### DATA LINES

________________________________________

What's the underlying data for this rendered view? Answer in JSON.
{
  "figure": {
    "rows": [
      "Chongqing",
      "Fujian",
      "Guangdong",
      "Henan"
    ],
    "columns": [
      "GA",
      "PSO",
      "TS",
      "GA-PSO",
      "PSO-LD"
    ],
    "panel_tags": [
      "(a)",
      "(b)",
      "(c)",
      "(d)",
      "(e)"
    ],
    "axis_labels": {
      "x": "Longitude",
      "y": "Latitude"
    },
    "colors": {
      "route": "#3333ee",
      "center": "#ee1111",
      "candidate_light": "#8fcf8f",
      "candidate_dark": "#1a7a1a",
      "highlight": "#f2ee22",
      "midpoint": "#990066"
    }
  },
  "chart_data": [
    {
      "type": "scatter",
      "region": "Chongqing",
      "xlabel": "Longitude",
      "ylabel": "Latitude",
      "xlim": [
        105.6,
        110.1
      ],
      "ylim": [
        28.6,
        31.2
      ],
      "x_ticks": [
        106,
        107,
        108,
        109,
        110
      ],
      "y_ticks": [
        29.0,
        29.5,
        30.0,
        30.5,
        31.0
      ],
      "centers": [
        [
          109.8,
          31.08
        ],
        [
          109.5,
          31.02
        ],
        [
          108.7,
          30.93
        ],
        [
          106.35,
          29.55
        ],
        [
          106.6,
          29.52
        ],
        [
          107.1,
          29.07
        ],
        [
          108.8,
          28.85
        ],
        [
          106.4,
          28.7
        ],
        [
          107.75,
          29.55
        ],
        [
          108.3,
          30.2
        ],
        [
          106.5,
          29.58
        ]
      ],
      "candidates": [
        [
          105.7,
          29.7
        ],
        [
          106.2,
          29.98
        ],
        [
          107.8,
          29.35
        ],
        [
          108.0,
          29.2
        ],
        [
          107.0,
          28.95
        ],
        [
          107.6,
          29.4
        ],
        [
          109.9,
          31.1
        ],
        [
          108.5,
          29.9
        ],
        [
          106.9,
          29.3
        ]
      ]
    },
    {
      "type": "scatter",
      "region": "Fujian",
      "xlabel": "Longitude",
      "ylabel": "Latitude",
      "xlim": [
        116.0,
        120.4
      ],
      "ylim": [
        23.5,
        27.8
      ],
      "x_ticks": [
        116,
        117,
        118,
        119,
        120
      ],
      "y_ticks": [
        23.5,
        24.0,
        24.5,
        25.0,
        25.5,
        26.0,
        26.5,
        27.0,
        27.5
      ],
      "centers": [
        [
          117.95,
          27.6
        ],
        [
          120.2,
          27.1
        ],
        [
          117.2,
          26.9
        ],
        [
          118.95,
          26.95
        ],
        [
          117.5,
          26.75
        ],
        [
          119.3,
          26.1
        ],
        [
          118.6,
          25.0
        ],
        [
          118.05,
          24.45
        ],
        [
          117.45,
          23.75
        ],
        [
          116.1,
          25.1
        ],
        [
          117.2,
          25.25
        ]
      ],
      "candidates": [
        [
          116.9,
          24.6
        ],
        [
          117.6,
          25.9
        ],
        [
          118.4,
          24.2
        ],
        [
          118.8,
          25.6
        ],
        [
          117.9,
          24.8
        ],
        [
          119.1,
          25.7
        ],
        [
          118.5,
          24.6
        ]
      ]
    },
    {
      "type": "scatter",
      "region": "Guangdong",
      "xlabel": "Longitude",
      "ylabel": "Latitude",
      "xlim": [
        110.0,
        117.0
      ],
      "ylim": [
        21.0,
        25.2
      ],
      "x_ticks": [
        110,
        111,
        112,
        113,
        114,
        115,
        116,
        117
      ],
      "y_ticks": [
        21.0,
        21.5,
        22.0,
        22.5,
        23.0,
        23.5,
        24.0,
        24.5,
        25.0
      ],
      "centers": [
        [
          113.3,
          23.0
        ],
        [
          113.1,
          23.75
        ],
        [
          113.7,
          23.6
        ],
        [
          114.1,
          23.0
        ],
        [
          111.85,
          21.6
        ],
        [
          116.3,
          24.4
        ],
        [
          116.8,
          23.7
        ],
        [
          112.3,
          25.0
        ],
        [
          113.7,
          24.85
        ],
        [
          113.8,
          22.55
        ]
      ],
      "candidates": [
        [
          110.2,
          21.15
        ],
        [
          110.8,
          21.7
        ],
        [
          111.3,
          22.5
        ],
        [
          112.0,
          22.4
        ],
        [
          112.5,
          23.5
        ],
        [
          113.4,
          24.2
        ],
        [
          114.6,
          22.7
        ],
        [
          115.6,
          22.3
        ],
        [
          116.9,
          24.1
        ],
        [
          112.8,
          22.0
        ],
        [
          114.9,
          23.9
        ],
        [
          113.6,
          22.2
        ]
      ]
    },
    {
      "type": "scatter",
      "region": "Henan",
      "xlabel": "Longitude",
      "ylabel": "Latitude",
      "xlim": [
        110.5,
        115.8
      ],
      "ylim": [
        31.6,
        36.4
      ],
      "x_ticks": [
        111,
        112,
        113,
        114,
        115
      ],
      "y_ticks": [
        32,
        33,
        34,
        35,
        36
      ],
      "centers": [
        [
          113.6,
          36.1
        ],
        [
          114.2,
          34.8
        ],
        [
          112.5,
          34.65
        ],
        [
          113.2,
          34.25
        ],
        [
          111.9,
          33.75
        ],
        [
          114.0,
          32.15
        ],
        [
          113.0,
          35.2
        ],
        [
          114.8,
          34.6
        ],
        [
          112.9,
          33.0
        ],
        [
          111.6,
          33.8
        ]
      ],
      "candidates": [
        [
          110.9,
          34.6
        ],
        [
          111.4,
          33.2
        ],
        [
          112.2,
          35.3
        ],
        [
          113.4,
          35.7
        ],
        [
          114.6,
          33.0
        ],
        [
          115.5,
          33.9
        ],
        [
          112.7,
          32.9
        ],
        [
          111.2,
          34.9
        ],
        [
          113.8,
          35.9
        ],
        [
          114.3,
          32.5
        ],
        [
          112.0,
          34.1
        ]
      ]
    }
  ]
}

________________________________________

### THE EXERCISE
Output all of the data again. Match it exactly.

### FULL OUTPUT
What's the underlying data for this rendered view? Answer in JSON.
{
  "figure": {
    "rows": [
      "Chongqing",
      "Fujian",
      "Guangdong",
      "Henan"
    ],
    "columns": [
      "GA",
      "PSO",
      "TS",
      "GA-PSO",
      "PSO-LD"
    ],
    "panel_tags": [
      "(a)",
      "(b)",
      "(c)",
      "(d)",
      "(e)"
    ],
    "axis_labels": {
      "x": "Longitude",
      "y": "Latitude"
    },
    "colors": {
      "route": "#3333ee",
      "center": "#ee1111",
      "candidate_light": "#8fcf8f",
      "candidate_dark": "#1a7a1a",
      "highlight": "#f2ee22",
      "midpoint": "#990066"
    }
  },
  "chart_data": [
    {
      "type": "scatter",
      "region": "Chongqing",
      "xlabel": "Longitude",
      "ylabel": "Latitude",
      "xlim": [
        105.6,
        110.1
      ],
      "ylim": [
        28.6,
        31.2
      ],
      "x_ticks": [
        106,
        107,
        108,
        109,
        110
      ],
      "y_ticks": [
        29.0,
        29.5,
        30.0,
        30.5,
        31.0
      ],
      "centers": [
        [
          109.8,
          31.08
        ],
        [
          109.5,
          31.02
        ],
        [
          108.7,
          30.93
        ],
        [
          106.35,
          29.55
        ],
        [
          106.6,
          29.52
        ],
        [
          107.1,
          29.07
        ],
        [
          108.8,
          28.85
        ],
        [
          106.4,
          28.7
        ],
        [
          107.75,
          29.55
        ],
        [
          108.3,
          30.2
        ],
        [
          106.5,
          29.58
        ]
      ],
      "candidates": [
        [
          105.7,
          29.7
        ],
        [
          106.2,
          29.98
        ],
        [
          107.8,
          29.35
        ],
        [
          108.0,
          29.2
        ],
        [
          107.0,
          28.95
        ],
        [
          107.6,
          29.4
        ],
        [
          109.9,
          31.1
        ],
        [
          108.5,
          29.9
        ],
        [
          106.9,
          29.3
        ]
      ]
    },
    {
      "type": "scatter",
      "region": "Fujian",
      "xlabel": "Longitude",
      "ylabel": "Latitude",
      "xlim": [
        116.0,
        120.4
      ],
      "ylim": [
        23.5,
        27.8
      ],
      "x_ticks": [
        116,
        117,
        118,
        119,
        120
      ],
      "y_ticks": [
        23.5,
        24.0,
        24.5,
        25.0,
        25.5,
        26.0,
        26.5,
        27.0,
        27.5
      ],
      "centers": [
        [
          117.95,
          27.6
        ],
        [
          120.2,
          27.1
        ],
        [
          117.2,
          26.9
        ],
        [
          118.95,
          26.95
        ],
        [
          117.5,
          26.75
        ],
        [
          119.3,
          26.1
        ],
        [
          118.6,
          25.0
        ],
        [
          118.05,
          24.45
        ],
        [
          117.45,
          23.75
        ],
        [
          116.1,
          25.1
        ],
        [
          117.2,
          25.25
        ]
      ],
      "candidates": [
        [
          116.9,
          24.6
        ],
        [
          117.6,
          25.9
        ],
        [
          118.4,
          24.2
        ],
        [
          118.8,
          25.6
        ],
        [
          117.9,
          24.8
        ],
        [
          119.1,
          25.7
        ],
        [
          118.5,
          24.6
        ]
      ]
    },
    {
      "type": "scatter",
      "region": "Guangdong",
      "xlabel": "Longitude",
      "ylabel": "Latitude",
      "xlim": [
        110.0,
        117.0
      ],
      "ylim": [
        21.0,
        25.2
      ],
      "x_ticks": [
        110,
        111,
        112,
        113,
        114,
        115,
        116,
        117
      ],
      "y_ticks": [
        21.0,
        21.5,
        22.0,
        22.5,
        23.0,
        23.5,
        24.0,
        24.5,
        25.0
      ],
      "centers": [
        [
          113.3,
          23.0
        ],
        [
          113.1,
          23.75
        ],
        [
          113.7,
          23.6
        ],
        [
          114.1,
          23.0
        ],
        [
          111.85,
          21.6
        ],
        [
          116.3,
          24.4
        ],
        [
          116.8,
          23.7
        ],
        [
          112.3,
          25.0
        ],
        [
          113.7,
          24.85
        ],
        [
          113.8,
          22.55
        ]
      ],
      "candidates": [
        [
          110.2,
          21.15
        ],
        [
          110.8,
          21.7
        ],
        [
          111.3,
          22.5
        ],
        [
          112.0,
          22.4
        ],
        [
          112.5,
          23.5
        ],
        [
          113.4,
          24.2
        ],
        [
          114.6,
          22.7
        ],
        [
          115.6,
          22.3
        ],
        [
          116.9,
          24.1
        ],
        [
          112.8,
          22.0
        ],
        [
          114.9,
          23.9
        ],
        [
          113.6,
          22.2
        ]
      ]
    },
    {
      "type": "scatter",
      "region": "Henan",
      "xlabel": "Longitude",
      "ylabel": "Latitude",
      "xlim": [
        110.5,
        115.8
      ],
      "ylim": [
        31.6,
        36.4
      ],
      "x_ticks": [
        111,
        112,
        113,
        114,
        115
      ],
      "y_ticks": [
        32,
        33,
        34,
        35,
        36
      ],
      "centers": [
        [
          113.6,
          36.1
        ],
        [
          114.2,
          34.8
        ],
        [
          112.5,
          34.65
        ],
        [
          113.2,
          34.25
        ],
        [
          111.9,
          33.75
        ],
        [
          114.0,
          32.15
        ],
        [
          113.0,
          35.2
        ],
        [
          114.8,
          34.6
        ],
        [
          112.9,
          33.0
        ],
        [
          111.6,
          33.8
        ]
      ],
      "candidates": [
        [
          110.9,
          34.6
        ],
        [
          111.4,
          33.2
        ],
        [
          112.2,
          35.3
        ],
        [
          113.4,
          35.7
        ],
        [
          114.6,
          33.0
        ],
        [
          115.5,
          33.9
        ],
        [
          112.7,
          32.9
        ],
        [
          111.2,
          34.9
        ],
        [
          113.8,
          35.9
        ],
        [
          114.3,
          32.5
        ],
        [
          112.0,
          34.1
        ]
      ]
    }
  ]
}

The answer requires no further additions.